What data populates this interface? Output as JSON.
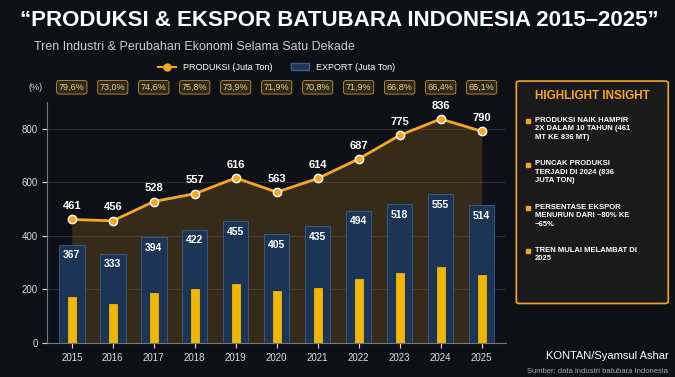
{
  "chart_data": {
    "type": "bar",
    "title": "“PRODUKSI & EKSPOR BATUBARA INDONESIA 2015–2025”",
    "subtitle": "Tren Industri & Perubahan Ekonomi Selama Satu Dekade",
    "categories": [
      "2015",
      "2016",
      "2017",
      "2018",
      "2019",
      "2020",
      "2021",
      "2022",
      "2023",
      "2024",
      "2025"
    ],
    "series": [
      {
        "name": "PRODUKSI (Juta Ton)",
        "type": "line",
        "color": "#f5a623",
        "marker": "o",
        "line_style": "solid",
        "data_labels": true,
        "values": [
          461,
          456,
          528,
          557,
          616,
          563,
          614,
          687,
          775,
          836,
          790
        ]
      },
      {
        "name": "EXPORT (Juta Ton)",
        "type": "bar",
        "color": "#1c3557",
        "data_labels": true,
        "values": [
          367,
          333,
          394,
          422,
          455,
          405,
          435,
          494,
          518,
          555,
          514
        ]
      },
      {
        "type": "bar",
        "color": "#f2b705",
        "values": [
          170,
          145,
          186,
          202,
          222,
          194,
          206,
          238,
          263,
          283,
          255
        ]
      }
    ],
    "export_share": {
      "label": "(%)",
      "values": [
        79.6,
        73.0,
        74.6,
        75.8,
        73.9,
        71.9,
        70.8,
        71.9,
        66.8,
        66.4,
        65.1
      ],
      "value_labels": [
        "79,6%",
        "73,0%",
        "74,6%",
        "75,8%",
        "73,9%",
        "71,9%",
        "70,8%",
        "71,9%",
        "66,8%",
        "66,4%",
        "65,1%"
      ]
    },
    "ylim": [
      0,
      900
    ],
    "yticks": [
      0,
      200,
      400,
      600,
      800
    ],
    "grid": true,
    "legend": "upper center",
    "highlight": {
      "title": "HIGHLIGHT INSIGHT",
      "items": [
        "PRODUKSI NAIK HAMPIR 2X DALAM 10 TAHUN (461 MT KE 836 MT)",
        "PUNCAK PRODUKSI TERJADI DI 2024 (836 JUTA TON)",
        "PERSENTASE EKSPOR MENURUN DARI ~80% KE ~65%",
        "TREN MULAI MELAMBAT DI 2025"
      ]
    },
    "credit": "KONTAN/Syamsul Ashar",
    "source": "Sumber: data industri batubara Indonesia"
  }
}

**********

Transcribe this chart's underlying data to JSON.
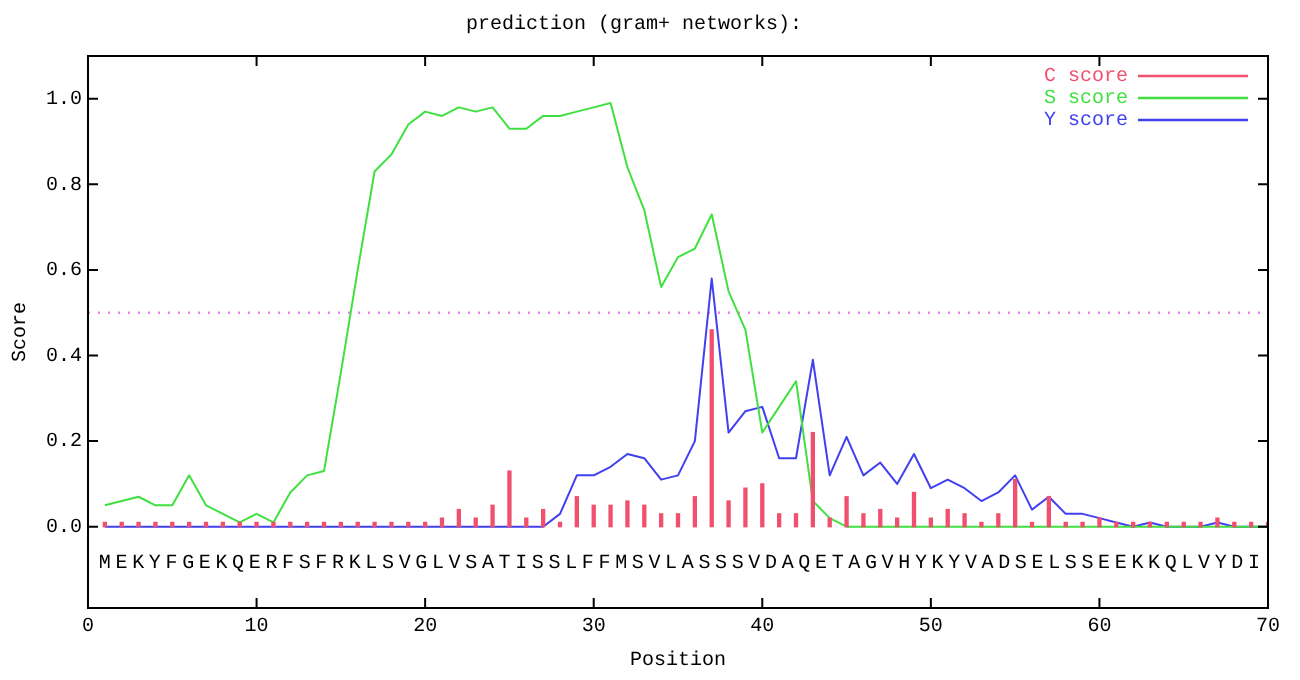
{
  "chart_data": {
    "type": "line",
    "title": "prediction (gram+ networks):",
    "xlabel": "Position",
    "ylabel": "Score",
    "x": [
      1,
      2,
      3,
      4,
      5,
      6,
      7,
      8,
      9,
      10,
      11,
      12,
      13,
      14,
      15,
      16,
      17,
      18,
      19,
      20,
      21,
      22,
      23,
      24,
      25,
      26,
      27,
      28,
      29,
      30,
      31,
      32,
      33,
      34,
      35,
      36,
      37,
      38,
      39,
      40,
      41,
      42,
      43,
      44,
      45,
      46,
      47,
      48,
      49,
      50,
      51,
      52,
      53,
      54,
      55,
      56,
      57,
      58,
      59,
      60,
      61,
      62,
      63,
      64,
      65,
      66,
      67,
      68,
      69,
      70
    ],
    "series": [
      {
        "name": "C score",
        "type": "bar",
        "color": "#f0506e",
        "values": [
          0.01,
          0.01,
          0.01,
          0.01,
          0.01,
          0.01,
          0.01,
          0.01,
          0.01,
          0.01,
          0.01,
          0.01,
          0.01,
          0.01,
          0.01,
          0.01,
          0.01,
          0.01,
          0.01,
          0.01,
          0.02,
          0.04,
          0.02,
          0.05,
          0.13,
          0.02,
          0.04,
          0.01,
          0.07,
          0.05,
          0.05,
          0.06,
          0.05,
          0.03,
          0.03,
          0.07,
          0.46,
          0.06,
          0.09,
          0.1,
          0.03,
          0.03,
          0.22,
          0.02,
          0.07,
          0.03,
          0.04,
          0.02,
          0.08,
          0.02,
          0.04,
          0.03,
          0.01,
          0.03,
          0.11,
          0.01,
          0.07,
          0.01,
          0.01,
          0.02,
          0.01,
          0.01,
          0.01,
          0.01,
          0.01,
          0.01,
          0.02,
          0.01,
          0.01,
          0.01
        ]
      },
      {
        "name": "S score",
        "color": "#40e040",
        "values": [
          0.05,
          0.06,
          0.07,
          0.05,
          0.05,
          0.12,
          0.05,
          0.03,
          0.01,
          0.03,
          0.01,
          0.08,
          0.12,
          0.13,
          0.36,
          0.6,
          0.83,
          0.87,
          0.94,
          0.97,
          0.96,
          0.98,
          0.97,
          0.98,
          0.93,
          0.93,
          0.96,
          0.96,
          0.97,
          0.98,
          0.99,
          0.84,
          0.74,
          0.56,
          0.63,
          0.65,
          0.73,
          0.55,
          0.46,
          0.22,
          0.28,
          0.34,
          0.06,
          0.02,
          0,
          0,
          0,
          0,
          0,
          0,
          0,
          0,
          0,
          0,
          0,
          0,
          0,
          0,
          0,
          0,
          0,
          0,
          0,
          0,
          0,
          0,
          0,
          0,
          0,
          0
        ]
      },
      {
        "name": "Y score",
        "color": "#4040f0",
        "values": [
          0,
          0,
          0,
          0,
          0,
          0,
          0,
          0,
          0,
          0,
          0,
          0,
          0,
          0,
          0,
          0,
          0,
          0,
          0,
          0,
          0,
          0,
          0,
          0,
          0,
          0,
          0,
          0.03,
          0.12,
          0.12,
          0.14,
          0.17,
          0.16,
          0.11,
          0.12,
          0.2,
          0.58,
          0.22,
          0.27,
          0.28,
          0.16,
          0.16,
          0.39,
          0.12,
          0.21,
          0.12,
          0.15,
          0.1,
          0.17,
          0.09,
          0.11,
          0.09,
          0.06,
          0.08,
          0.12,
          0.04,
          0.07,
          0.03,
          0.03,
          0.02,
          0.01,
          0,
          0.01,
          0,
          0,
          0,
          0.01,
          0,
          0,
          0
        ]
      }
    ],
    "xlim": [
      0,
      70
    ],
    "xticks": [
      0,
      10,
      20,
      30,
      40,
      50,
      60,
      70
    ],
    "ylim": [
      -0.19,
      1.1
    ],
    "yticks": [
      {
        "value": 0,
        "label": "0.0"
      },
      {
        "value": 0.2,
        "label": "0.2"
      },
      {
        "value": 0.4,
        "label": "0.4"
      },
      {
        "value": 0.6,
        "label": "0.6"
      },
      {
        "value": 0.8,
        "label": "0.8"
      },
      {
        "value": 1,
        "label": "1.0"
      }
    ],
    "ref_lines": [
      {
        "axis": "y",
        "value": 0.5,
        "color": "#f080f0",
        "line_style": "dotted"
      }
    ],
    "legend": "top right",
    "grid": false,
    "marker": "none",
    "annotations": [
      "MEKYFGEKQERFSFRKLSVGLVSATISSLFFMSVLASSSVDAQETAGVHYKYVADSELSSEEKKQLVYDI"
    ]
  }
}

**********

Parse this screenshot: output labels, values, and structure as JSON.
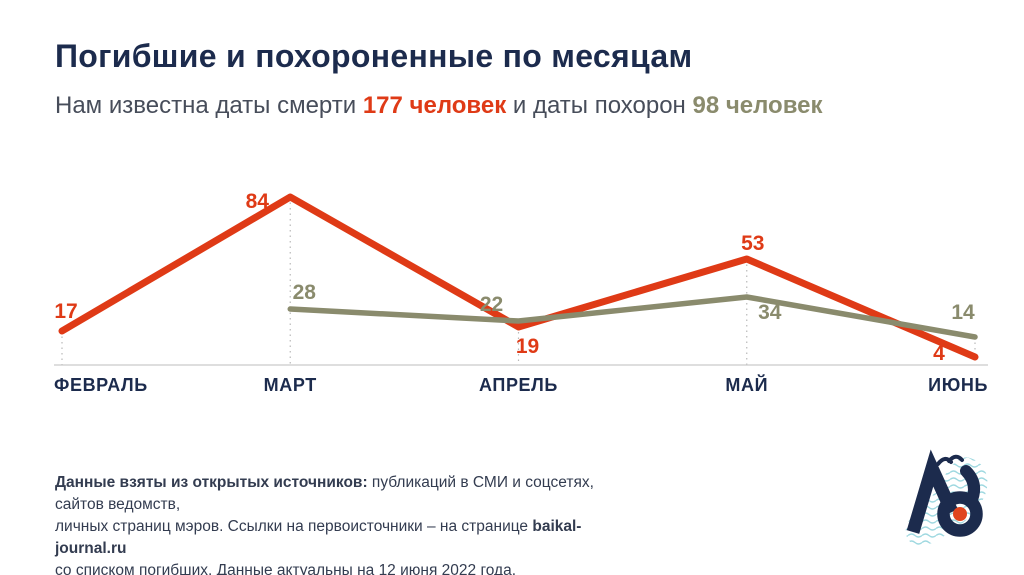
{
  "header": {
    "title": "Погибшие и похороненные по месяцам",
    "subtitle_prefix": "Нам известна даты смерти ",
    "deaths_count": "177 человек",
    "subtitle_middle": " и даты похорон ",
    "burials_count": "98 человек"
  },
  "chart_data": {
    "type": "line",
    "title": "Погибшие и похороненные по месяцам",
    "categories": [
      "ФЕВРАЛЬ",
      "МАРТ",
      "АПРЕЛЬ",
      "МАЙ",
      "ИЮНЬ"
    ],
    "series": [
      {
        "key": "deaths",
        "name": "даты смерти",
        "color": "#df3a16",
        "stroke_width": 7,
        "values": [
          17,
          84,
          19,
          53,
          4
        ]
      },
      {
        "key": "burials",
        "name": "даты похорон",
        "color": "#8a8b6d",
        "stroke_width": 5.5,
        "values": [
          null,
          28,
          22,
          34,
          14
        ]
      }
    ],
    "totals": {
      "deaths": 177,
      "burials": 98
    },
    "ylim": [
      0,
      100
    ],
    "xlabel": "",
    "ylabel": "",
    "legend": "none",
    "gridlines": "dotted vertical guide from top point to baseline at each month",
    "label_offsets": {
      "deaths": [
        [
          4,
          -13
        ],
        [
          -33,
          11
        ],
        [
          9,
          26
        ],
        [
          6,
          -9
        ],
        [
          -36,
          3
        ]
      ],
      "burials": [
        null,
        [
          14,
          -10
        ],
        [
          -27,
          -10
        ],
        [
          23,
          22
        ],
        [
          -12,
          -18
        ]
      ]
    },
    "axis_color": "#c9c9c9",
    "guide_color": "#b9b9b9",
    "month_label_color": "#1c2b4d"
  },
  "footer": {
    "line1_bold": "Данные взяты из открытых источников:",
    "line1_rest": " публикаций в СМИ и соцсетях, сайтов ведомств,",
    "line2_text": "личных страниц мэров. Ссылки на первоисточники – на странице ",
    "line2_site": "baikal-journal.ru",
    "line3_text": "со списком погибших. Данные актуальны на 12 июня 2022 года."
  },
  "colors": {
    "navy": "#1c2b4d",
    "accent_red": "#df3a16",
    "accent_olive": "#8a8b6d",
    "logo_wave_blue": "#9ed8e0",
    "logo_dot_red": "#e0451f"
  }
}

**********

**Exercise brief**
Above are the records. Identify each line that contains the word "legend".

**Complete output**
    "legend": "upper center",
    "legend": "top right",
    "legend": "none",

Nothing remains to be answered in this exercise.